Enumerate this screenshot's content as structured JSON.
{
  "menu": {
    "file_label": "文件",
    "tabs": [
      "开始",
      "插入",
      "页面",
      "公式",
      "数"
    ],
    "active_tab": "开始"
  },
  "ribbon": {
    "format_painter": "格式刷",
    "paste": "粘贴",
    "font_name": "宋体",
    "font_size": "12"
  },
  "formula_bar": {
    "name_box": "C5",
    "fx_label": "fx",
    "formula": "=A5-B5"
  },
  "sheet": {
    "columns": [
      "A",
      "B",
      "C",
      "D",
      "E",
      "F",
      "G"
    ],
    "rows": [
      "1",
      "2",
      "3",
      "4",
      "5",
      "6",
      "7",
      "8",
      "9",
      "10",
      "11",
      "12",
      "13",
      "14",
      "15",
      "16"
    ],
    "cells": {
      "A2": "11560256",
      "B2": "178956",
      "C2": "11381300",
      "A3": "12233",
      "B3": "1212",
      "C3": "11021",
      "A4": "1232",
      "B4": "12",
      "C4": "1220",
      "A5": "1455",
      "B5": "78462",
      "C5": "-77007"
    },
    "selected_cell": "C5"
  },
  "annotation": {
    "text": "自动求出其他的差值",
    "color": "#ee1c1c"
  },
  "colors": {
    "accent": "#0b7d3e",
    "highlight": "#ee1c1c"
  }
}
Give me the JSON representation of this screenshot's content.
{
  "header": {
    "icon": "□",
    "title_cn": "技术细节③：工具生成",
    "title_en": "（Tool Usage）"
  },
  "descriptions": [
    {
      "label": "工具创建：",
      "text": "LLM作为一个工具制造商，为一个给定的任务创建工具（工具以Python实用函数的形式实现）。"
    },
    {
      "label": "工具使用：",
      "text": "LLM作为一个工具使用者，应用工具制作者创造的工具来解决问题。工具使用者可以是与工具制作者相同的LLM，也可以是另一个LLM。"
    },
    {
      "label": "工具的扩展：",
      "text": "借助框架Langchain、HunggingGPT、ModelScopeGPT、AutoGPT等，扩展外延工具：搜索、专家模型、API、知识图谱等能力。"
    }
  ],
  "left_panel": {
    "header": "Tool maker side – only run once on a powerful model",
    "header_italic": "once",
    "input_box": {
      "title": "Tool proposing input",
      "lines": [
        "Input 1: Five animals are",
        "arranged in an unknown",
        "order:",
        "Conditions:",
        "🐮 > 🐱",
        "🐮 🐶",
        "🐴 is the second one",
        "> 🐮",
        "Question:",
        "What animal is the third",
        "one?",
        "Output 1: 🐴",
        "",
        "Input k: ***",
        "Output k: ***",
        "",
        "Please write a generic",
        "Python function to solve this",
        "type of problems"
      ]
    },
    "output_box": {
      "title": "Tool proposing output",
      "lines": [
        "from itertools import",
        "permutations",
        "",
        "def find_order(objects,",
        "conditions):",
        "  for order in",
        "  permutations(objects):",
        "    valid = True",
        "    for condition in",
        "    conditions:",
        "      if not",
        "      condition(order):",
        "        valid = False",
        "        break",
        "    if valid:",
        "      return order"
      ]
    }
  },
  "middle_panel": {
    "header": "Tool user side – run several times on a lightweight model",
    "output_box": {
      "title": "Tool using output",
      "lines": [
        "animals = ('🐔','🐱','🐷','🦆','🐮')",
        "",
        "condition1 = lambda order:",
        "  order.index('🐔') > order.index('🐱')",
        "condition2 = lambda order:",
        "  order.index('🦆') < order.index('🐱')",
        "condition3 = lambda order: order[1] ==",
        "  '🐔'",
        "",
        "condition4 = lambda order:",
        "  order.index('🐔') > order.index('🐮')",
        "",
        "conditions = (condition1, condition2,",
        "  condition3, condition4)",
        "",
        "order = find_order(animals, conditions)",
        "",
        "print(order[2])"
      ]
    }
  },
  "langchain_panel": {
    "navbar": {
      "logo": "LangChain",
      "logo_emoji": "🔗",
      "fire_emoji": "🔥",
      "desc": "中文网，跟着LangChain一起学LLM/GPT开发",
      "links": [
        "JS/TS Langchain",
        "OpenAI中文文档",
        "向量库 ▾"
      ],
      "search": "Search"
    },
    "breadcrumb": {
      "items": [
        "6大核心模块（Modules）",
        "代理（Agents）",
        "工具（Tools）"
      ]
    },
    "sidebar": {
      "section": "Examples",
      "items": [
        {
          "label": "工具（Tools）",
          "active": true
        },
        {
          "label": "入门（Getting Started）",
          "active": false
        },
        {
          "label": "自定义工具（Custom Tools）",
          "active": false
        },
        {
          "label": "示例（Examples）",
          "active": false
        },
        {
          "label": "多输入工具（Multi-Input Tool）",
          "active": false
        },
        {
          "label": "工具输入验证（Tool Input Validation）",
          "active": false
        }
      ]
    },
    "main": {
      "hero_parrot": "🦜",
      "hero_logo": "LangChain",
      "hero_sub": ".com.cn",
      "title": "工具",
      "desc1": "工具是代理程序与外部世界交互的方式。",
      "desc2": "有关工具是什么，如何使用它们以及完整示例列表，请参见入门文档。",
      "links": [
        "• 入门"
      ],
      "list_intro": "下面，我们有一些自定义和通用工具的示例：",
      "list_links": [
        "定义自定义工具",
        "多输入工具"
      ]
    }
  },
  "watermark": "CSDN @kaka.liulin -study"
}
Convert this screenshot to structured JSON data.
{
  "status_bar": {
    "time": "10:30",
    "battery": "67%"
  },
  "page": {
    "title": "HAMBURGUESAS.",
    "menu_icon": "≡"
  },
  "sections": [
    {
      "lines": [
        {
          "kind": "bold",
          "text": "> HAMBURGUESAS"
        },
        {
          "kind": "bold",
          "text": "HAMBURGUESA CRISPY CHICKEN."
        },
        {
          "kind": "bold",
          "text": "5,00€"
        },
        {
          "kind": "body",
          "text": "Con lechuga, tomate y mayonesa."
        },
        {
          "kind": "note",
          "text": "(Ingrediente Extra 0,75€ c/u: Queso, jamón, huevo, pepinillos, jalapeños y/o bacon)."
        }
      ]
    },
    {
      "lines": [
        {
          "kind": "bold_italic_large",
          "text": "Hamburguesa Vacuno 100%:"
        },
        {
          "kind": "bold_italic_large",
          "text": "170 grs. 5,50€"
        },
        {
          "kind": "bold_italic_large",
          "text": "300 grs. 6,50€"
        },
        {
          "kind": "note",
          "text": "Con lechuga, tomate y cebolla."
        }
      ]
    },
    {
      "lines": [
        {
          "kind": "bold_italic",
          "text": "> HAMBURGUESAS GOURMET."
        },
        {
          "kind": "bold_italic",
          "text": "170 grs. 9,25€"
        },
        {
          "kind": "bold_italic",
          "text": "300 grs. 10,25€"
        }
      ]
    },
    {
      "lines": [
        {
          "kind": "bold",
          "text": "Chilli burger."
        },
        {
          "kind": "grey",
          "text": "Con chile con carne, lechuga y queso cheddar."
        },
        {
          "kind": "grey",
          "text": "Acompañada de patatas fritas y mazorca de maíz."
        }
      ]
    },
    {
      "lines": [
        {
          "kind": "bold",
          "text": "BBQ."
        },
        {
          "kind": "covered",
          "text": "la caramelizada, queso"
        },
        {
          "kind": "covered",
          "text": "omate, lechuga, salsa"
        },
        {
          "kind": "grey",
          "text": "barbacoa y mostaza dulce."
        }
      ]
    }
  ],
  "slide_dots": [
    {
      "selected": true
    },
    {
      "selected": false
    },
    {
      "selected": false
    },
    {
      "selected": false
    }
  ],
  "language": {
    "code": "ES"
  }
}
========
(Work to be completed) Set out the complete listing exactly as shown.

(Answer for this exercise)
Enumerate this screenshot's content as structured JSON.
{
  "menu": {
    "file_label": "文件",
    "tabs": [
      "开始",
      "插入",
      "页面",
      "公式",
      "数"
    ],
    "active_tab": "开始"
  },
  "ribbon": {
    "format_painter": "格式刷",
    "paste": "粘贴",
    "font_name": "宋体",
    "font_size": "12"
  },
  "formula_bar": {
    "name_box": "C5",
    "fx_label": "fx",
    "formula": "=A5-B5"
  },
  "sheet": {
    "columns": [
      "A",
      "B",
      "C",
      "D",
      "E",
      "F",
      "G"
    ],
    "rows": [
      "1",
      "2",
      "3",
      "4",
      "5",
      "6",
      "7",
      "8",
      "9",
      "10",
      "11",
      "12",
      "13",
      "14",
      "15",
      "16"
    ],
    "cells": {
      "A2": "11560256",
      "B2": "178956",
      "C2": "11381300",
      "A3": "12233",
      "B3": "1212",
      "C3": "11021",
      "A4": "1232",
      "B4": "12",
      "C4": "1220",
      "A5": "1455",
      "B5": "78462",
      "C5": "-77007"
    },
    "selected_cell": "C5"
  },
  "annotation": {
    "text": "自动求出其他的差值",
    "color": "#ee1c1c"
  },
  "colors": {
    "accent": "#0b7d3e",
    "highlight": "#ee1c1c"
  }
}
Give me the JSON representation of this screenshot's content.
{
  "header": {
    "icon": "□",
    "title_cn": "技术细节③：工具生成",
    "title_en": "（Tool Usage）"
  },
  "descriptions": [
    {
      "label": "工具创建：",
      "text": "LLM作为一个工具制造商，为一个给定的任务创建工具（工具以Python实用函数的形式实现）。"
    },
    {
      "label": "工具使用：",
      "text": "LLM作为一个工具使用者，应用工具制作者创造的工具来解决问题。工具使用者可以是与工具制作者相同的LLM，也可以是另一个LLM。"
    },
    {
      "label": "工具的扩展：",
      "text": "借助框架Langchain、HunggingGPT、ModelScopeGPT、AutoGPT等，扩展外延工具：搜索、专家模型、API、知识图谱等能力。"
    }
  ],
  "left_panel": {
    "header": "Tool maker side – only run once on a powerful model",
    "header_italic": "once",
    "input_box": {
      "title": "Tool proposing input",
      "lines": [
        "Input 1: Five animals are",
        "arranged in an unknown",
        "order:",
        "Conditions:",
        "🐮 > 🐱",
        "🐮 🐶",
        "🐴 is the second one",
        "> 🐮",
        "Question:",
        "What animal is the third",
        "one?",
        "Output 1: 🐴",
        "",
        "Input k: ***",
        "Output k: ***",
        "",
        "Please write a generic",
        "Python function to solve this",
        "type of problems"
      ]
    },
    "output_box": {
      "title": "Tool proposing output",
      "lines": [
        "from itertools import",
        "permutations",
        "",
        "def find_order(objects,",
        "conditions):",
        "  for order in",
        "  permutations(objects):",
        "    valid = True",
        "    for condition in",
        "    conditions:",
        "      if not",
        "      condition(order):",
        "        valid = False",
        "        break",
        "    if valid:",
        "      return order"
      ]
    }
  },
  "middle_panel": {
    "header": "Tool user side – run several times on a lightweight model",
    "output_box": {
      "title": "Tool using output",
      "lines": [
        "animals = ('🐔','🐱','🐷','🦆','🐮')",
        "",
        "condition1 = lambda order:",
        "  order.index('🐔') > order.index('🐱')",
        "condition2 = lambda order:",
        "  order.index('🦆') < order.index('🐱')",
        "condition3 = lambda order: order[1] ==",
        "  '🐔'",
        "",
        "condition4 = lambda order:",
        "  order.index('🐔') > order.index('🐮')",
        "",
        "conditions = (condition1, condition2,",
        "  condition3, condition4)",
        "",
        "order = find_order(animals, conditions)",
        "",
        "print(order[2])"
      ]
    }
  },
  "langchain_panel": {
    "navbar": {
      "logo": "LangChain",
      "logo_emoji": "🔗",
      "fire_emoji": "🔥",
      "desc": "中文网，跟着LangChain一起学LLM/GPT开发",
      "links": [
        "JS/TS Langchain",
        "OpenAI中文文档",
        "向量库 ▾"
      ],
      "search": "Search"
    },
    "breadcrumb": {
      "items": [
        "6大核心模块（Modules）",
        "代理（Agents）",
        "工具（Tools）"
      ]
    },
    "sidebar": {
      "section": "Examples",
      "items": [
        {
          "label": "工具（Tools）",
          "active": true
        },
        {
          "label": "入门（Getting Started）",
          "active": false
        },
        {
          "label": "自定义工具（Custom Tools）",
          "active": false
        },
        {
          "label": "示例（Examples）",
          "active": false
        },
        {
          "label": "多输入工具（Multi-Input Tool）",
          "active": false
        },
        {
          "label": "工具输入验证（Tool Input Validation）",
          "active": false
        }
      ]
    },
    "main": {
      "hero_parrot": "🦜",
      "hero_logo": "LangChain",
      "hero_sub": ".com.cn",
      "title": "工具",
      "desc1": "工具是代理程序与外部世界交互的方式。",
      "desc2": "有关工具是什么，如何使用它们以及完整示例列表，请参见入门文档。",
      "links": [
        "• 入门"
      ],
      "list_intro": "下面，我们有一些自定义和通用工具的示例：",
      "list_links": [
        "定义自定义工具",
        "多输入工具"
      ]
    }
  },
  "watermark": "CSDN @kaka.liulin -study"
}
Convert this screenshot to structured JSON data.
{
  "status_bar": {
    "time": "10:30",
    "battery": "67%"
  },
  "page": {
    "title": "HAMBURGUESAS.",
    "menu_icon": "≡"
  },
  "sections": [
    {
      "lines": [
        {
          "kind": "bold",
          "text": "> HAMBURGUESAS"
        },
        {
          "kind": "bold",
          "text": "HAMBURGUESA CRISPY CHICKEN."
        },
        {
          "kind": "bold",
          "text": "5,00€"
        },
        {
          "kind": "body",
          "text": "Con lechuga, tomate y mayonesa."
        },
        {
          "kind": "note",
          "text": "(Ingrediente Extra 0,75€ c/u: Queso, jamón, huevo, pepinillos, jalapeños y/o bacon)."
        }
      ]
    },
    {
      "lines": [
        {
          "kind": "bold_italic_large",
          "text": "Hamburguesa Vacuno 100%:"
        },
        {
          "kind": "bold_italic_large",
          "text": "170 grs. 5,50€"
        },
        {
          "kind": "bold_italic_large",
          "text": "300 grs. 6,50€"
        },
        {
          "kind": "note",
          "text": "Con lechuga, tomate y cebolla."
        }
      ]
    },
    {
      "lines": [
        {
          "kind": "bold_italic",
          "text": "> HAMBURGUESAS GOURMET."
        },
        {
          "kind": "bold_italic",
          "text": "170 grs. 9,25€"
        },
        {
          "kind": "bold_italic",
          "text": "300 grs. 10,25€"
        }
      ]
    },
    {
      "lines": [
        {
          "kind": "bold",
          "text": "Chilli burger."
        },
        {
          "kind": "grey",
          "text": "Con chile con carne, lechuga y queso cheddar."
        },
        {
          "kind": "grey",
          "text": "Acompañada de patatas fritas y mazorca de maíz."
        }
      ]
    },
    {
      "lines": [
        {
          "kind": "bold",
          "text": "BBQ."
        },
        {
          "kind": "covered",
          "text": "la caramelizada, queso"
        },
        {
          "kind": "covered",
          "text": "omate, lechuga, salsa"
        },
        {
          "kind": "grey",
          "text": "barbacoa y mostaza dulce."
        }
      ]
    }
  ],
  "slide_dots": [
    {
      "selected": true
    },
    {
      "selected": false
    },
    {
      "selected": false
    },
    {
      "selected": false
    }
  ],
  "language": {
    "code": "ES"
  }
}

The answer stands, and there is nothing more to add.